The request: Will you give the material below again, every line exactly as it is?

Records provided:
──────────────────────────────
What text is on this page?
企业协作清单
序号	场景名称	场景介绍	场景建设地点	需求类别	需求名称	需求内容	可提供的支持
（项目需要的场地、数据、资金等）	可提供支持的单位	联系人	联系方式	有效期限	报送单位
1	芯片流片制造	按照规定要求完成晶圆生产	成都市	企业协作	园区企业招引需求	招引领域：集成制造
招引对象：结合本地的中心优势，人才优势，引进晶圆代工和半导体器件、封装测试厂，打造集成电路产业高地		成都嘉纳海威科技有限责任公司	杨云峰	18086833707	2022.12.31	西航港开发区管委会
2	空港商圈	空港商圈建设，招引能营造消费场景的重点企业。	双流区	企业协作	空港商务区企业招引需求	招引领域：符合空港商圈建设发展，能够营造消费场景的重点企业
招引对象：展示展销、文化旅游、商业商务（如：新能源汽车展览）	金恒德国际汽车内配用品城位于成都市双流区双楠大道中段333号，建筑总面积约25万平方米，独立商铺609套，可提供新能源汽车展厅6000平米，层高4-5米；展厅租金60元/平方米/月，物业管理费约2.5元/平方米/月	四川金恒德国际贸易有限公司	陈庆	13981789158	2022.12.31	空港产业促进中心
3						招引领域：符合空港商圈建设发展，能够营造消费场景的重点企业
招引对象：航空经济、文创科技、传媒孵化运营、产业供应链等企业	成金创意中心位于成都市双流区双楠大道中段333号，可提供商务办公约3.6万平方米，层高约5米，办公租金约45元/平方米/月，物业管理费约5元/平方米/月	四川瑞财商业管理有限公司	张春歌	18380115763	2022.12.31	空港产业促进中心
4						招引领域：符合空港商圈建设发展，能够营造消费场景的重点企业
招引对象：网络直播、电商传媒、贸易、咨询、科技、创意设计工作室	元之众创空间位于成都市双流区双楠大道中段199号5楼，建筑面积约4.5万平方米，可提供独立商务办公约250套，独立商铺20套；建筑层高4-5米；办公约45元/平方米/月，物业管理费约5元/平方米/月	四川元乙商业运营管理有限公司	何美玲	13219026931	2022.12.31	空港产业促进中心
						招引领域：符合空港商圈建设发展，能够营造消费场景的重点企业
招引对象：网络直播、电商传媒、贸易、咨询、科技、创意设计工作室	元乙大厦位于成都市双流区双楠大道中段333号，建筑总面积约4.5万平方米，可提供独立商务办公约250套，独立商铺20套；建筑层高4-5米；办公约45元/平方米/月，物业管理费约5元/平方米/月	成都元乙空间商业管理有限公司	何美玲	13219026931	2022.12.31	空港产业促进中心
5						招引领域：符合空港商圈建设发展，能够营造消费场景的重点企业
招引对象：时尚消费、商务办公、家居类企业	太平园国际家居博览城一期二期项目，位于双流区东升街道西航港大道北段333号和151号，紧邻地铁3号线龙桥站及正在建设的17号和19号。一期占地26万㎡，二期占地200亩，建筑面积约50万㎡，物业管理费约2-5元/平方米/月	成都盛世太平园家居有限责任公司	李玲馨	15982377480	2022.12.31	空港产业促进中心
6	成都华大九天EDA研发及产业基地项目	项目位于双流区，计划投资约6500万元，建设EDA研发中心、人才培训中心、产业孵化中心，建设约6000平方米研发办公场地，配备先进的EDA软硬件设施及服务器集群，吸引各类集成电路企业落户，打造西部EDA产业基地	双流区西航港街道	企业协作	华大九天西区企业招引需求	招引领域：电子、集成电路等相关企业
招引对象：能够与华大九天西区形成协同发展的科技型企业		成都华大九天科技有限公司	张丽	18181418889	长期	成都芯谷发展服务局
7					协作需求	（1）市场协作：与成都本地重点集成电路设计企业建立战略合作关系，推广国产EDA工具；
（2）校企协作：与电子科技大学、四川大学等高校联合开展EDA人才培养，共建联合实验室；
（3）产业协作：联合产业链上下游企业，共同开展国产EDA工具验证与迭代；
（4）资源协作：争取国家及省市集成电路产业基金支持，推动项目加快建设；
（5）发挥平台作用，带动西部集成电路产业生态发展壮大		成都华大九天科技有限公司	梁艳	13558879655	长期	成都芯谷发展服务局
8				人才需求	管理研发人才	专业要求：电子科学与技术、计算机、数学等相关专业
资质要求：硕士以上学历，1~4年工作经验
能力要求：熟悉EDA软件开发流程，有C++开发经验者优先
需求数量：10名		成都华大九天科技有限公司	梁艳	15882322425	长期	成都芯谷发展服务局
──────────────────────────────
Written answer:
What text is on this page?
企业协作清单
序号	场景名称	场景介绍	场景建设地点	需求类别	需求名称	需求内容	可提供的支持
（项目需要的场地、数据、资金等）	可提供支持的单位	联系人	联系方式	有效期限	报送单位
1	芯片流片制造	按照规定要求完成晶圆生产	成都市	企业协作	园区企业招引需求	招引领域：集成制造
招引对象：结合本地的中心优势，人才优势，引进晶圆代工和半导体器件、封装测试厂，打造集成电路产业高地		成都嘉纳海威科技有限责任公司	杨云峰	18086833707	2022.12.31	西航港开发区管委会
2	空港商圈	空港商圈建设，招引能营造消费场景的重点企业。	双流区	企业协作	空港商务区企业招引需求	招引领域：符合空港商圈建设发展，能够营造消费场景的重点企业
招引对象：展示展销、文化旅游、商业商务（如：新能源汽车展览）	金恒德国际汽车内配用品城位于成都市双流区双楠大道中段333号，建筑总面积约25万平方米，独立商铺609套，可提供新能源汽车展厅6000平米，层高4-5米；展厅租金60元/平方米/月，物业管理费约2.5元/平方米/月	四川金恒德国际贸易有限公司	陈庆	13981789158	2022.12.31	空港产业促进中心
3						招引领域：符合空港商圈建设发展，能够营造消费场景的重点企业
招引对象：航空经济、文创科技、传媒孵化运营、产业供应链等企业	成金创意中心位于成都市双流区双楠大道中段333号，可提供商务办公约3.6万平方米，层高约5米，办公租金约45元/平方米/月，物业管理费约5元/平方米/月	四川瑞财商业管理有限公司	张春歌	18380115763	2022.12.31	空港产业促进中心
4						招引领域：符合空港商圈建设发展，能够营造消费场景的重点企业
招引对象：网络直播、电商传媒、贸易、咨询、科技、创意设计工作室	元之众创空间位于成都市双流区双楠大道中段199号5楼，建筑面积约4.5万平方米，可提供独立商务办公约250套，独立商铺20套；建筑层高4-5米；办公约45元/平方米/月，物业管理费约5元/平方米/月	四川元乙商业运营管理有限公司	何美玲	13219026931	2022.12.31	空港产业促进中心
						招引领域：符合空港商圈建设发展，能够营造消费场景的重点企业
招引对象：网络直播、电商传媒、贸易、咨询、科技、创意设计工作室	元乙大厦位于成都市双流区双楠大道中段333号，建筑总面积约4.5万平方米，可提供独立商务办公约250套，独立商铺20套；建筑层高4-5米；办公约45元/平方米/月，物业管理费约5元/平方米/月	成都元乙空间商业管理有限公司	何美玲	13219026931	2022.12.31	空港产业促进中心
5						招引领域：符合空港商圈建设发展，能够营造消费场景的重点企业
招引对象：时尚消费、商务办公、家居类企业	太平园国际家居博览城一期二期项目，位于双流区东升街道西航港大道北段333号和151号，紧邻地铁3号线龙桥站及正在建设的17号和19号。一期占地26万㎡，二期占地200亩，建筑面积约50万㎡，物业管理费约2-5元/平方米/月	成都盛世太平园家居有限责任公司	李玲馨	15982377480	2022.12.31	空港产业促进中心
6	成都华大九天EDA研发及产业基地项目	项目位于双流区，计划投资约6500万元，建设EDA研发中心、人才培训中心、产业孵化中心，建设约6000平方米研发办公场地，配备先进的EDA软硬件设施及服务器集群，吸引各类集成电路企业落户，打造西部EDA产业基地	双流区西航港街道	企业协作	华大九天西区企业招引需求	招引领域：电子、集成电路等相关企业
招引对象：能够与华大九天西区形成协同发展的科技型企业		成都华大九天科技有限公司	张丽	18181418889	长期	成都芯谷发展服务局
7					协作需求	（1）市场协作：与成都本地重点集成电路设计企业建立战略合作关系，推广国产EDA工具；
（2）校企协作：与电子科技大学、四川大学等高校联合开展EDA人才培养，共建联合实验室；
（3）产业协作：联合产业链上下游企业，共同开展国产EDA工具验证与迭代；
（4）资源协作：争取国家及省市集成电路产业基金支持，推动项目加快建设；
（5）发挥平台作用，带动西部集成电路产业生态发展壮大		成都华大九天科技有限公司	梁艳	13558879655	长期	成都芯谷发展服务局
8				人才需求	管理研发人才	专业要求：电子科学与技术、计算机、数学等相关专业
资质要求：硕士以上学历，1~4年工作经验
能力要求：熟悉EDA软件开发流程，有C++开发经验者优先
需求数量：10名		成都华大九天科技有限公司	梁艳	15882322425	长期	成都芯谷发展服务局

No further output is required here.